(Supplied data)
※ ※ ※

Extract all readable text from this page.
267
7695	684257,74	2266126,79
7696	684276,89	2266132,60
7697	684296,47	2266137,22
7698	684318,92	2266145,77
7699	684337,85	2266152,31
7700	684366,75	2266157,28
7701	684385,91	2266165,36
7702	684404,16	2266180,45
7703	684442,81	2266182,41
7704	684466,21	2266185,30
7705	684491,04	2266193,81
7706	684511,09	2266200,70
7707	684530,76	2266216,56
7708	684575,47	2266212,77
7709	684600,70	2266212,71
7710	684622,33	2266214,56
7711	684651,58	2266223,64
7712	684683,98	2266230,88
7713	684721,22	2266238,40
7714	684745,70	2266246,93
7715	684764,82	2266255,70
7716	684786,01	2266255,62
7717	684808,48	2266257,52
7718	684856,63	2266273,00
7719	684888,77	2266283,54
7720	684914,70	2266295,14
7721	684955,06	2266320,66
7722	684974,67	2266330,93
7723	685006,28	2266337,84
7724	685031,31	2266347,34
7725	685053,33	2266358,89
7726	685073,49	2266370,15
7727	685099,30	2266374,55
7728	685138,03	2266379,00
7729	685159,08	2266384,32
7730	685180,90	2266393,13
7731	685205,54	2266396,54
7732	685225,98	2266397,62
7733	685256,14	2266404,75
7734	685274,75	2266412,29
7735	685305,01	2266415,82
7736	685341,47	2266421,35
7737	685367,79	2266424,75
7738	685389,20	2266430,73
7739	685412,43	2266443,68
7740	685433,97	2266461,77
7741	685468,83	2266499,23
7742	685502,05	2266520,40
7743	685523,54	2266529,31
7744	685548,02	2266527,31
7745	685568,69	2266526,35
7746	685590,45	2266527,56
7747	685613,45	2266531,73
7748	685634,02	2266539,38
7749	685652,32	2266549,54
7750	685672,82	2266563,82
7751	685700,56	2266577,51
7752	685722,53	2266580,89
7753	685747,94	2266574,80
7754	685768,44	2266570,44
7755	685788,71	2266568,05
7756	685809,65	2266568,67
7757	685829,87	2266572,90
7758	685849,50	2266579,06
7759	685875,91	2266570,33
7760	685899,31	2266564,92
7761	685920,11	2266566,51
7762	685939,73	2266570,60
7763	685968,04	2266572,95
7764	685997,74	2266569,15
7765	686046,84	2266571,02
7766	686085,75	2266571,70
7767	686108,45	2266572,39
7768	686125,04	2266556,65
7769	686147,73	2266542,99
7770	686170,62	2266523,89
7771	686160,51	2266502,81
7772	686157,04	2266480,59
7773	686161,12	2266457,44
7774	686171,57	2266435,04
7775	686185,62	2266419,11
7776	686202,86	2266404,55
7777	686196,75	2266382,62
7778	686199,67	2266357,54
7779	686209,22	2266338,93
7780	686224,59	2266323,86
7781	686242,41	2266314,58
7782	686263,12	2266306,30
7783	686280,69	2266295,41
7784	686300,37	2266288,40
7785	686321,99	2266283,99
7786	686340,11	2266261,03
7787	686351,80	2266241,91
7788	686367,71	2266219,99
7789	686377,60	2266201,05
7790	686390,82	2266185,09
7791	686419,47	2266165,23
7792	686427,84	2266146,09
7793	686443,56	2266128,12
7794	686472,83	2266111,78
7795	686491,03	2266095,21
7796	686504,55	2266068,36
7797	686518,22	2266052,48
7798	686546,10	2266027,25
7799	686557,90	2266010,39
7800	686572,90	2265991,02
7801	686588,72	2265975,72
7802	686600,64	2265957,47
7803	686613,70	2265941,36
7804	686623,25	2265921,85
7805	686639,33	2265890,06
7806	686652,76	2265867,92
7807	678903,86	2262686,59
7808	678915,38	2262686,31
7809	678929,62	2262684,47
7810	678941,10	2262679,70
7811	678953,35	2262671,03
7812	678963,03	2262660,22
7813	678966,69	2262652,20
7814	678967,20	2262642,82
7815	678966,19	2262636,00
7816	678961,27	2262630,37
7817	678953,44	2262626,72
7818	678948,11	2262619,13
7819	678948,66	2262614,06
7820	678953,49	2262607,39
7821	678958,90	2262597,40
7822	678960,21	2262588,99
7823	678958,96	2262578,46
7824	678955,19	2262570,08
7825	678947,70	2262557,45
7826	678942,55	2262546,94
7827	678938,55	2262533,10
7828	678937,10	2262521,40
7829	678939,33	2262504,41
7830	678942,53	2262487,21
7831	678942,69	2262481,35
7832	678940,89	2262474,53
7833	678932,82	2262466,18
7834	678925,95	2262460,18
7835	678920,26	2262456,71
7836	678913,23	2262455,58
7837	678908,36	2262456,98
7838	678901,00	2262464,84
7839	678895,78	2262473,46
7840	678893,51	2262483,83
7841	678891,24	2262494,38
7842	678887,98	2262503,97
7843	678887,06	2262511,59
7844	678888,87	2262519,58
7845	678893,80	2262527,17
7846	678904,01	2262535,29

※ ※ ※

(Your objective) Transcribe the whole listing with nothing added or left out.

(Result of the exercise)
Extract all readable text from this page.
267
7695	684257,74	2266126,79
7696	684276,89	2266132,60
7697	684296,47	2266137,22
7698	684318,92	2266145,77
7699	684337,85	2266152,31
7700	684366,75	2266157,28
7701	684385,91	2266165,36
7702	684404,16	2266180,45
7703	684442,81	2266182,41
7704	684466,21	2266185,30
7705	684491,04	2266193,81
7706	684511,09	2266200,70
7707	684530,76	2266216,56
7708	684575,47	2266212,77
7709	684600,70	2266212,71
7710	684622,33	2266214,56
7711	684651,58	2266223,64
7712	684683,98	2266230,88
7713	684721,22	2266238,40
7714	684745,70	2266246,93
7715	684764,82	2266255,70
7716	684786,01	2266255,62
7717	684808,48	2266257,52
7718	684856,63	2266273,00
7719	684888,77	2266283,54
7720	684914,70	2266295,14
7721	684955,06	2266320,66
7722	684974,67	2266330,93
7723	685006,28	2266337,84
7724	685031,31	2266347,34
7725	685053,33	2266358,89
7726	685073,49	2266370,15
7727	685099,30	2266374,55
7728	685138,03	2266379,00
7729	685159,08	2266384,32
7730	685180,90	2266393,13
7731	685205,54	2266396,54
7732	685225,98	2266397,62
7733	685256,14	2266404,75
7734	685274,75	2266412,29
7735	685305,01	2266415,82
7736	685341,47	2266421,35
7737	685367,79	2266424,75
7738	685389,20	2266430,73
7739	685412,43	2266443,68
7740	685433,97	2266461,77
7741	685468,83	2266499,23
7742	685502,05	2266520,40
7743	685523,54	2266529,31
7744	685548,02	2266527,31
7745	685568,69	2266526,35
7746	685590,45	2266527,56
7747	685613,45	2266531,73
7748	685634,02	2266539,38
7749	685652,32	2266549,54
7750	685672,82	2266563,82
7751	685700,56	2266577,51
7752	685722,53	2266580,89
7753	685747,94	2266574,80
7754	685768,44	2266570,44
7755	685788,71	2266568,05
7756	685809,65	2266568,67
7757	685829,87	2266572,90
7758	685849,50	2266579,06
7759	685875,91	2266570,33
7760	685899,31	2266564,92
7761	685920,11	2266566,51
7762	685939,73	2266570,60
7763	685968,04	2266572,95
7764	685997,74	2266569,15
7765	686046,84	2266571,02
7766	686085,75	2266571,70
7767	686108,45	2266572,39
7768	686125,04	2266556,65
7769	686147,73	2266542,99
7770	686170,62	2266523,89
7771	686160,51	2266502,81
7772	686157,04	2266480,59
7773	686161,12	2266457,44
7774	686171,57	2266435,04
7775	686185,62	2266419,11
7776	686202,86	2266404,55
7777	686196,75	2266382,62
7778	686199,67	2266357,54
7779	686209,22	2266338,93
7780	686224,59	2266323,86
7781	686242,41	2266314,58
7782	686263,12	2266306,30
7783	686280,69	2266295,41
7784	686300,37	2266288,40
7785	686321,99	2266283,99
7786	686340,11	2266261,03
7787	686351,80	2266241,91
7788	686367,71	2266219,99
7789	686377,60	2266201,05
7790	686390,82	2266185,09
7791	686419,47	2266165,23
7792	686427,84	2266146,09
7793	686443,56	2266128,12
7794	686472,83	2266111,78
7795	686491,03	2266095,21
7796	686504,55	2266068,36
7797	686518,22	2266052,48
7798	686546,10	2266027,25
7799	686557,90	2266010,39
7800	686572,90	2265991,02
7801	686588,72	2265975,72
7802	686600,64	2265957,47
7803	686613,70	2265941,36
7804	686623,25	2265921,85
7805	686639,33	2265890,06
7806	686652,76	2265867,92
7807	678903,86	2262686,59
7808	678915,38	2262686,31
7809	678929,62	2262684,47
7810	678941,10	2262679,70
7811	678953,35	2262671,03
7812	678963,03	2262660,22
7813	678966,69	2262652,20
7814	678967,20	2262642,82
7815	678966,19	2262636,00
7816	678961,27	2262630,37
7817	678953,44	2262626,72
7818	678948,11	2262619,13
7819	678948,66	2262614,06
7820	678953,49	2262607,39
7821	678958,90	2262597,40
7822	678960,21	2262588,99
7823	678958,96	2262578,46
7824	678955,19	2262570,08
7825	678947,70	2262557,45
7826	678942,55	2262546,94
7827	678938,55	2262533,10
7828	678937,10	2262521,40
7829	678939,33	2262504,41
7830	678942,53	2262487,21
7831	678942,69	2262481,35
7832	678940,89	2262474,53
7833	678932,82	2262466,18
7834	678925,95	2262460,18
7835	678920,26	2262456,71
7836	678913,23	2262455,58
7837	678908,36	2262456,98
7838	678901,00	2262464,84
7839	678895,78	2262473,46
7840	678893,51	2262483,83
7841	678891,24	2262494,38
7842	678887,98	2262503,97
7843	678887,06	2262511,59
7844	678888,87	2262519,58
7845	678893,80	2262527,17
7846	678904,01	2262535,29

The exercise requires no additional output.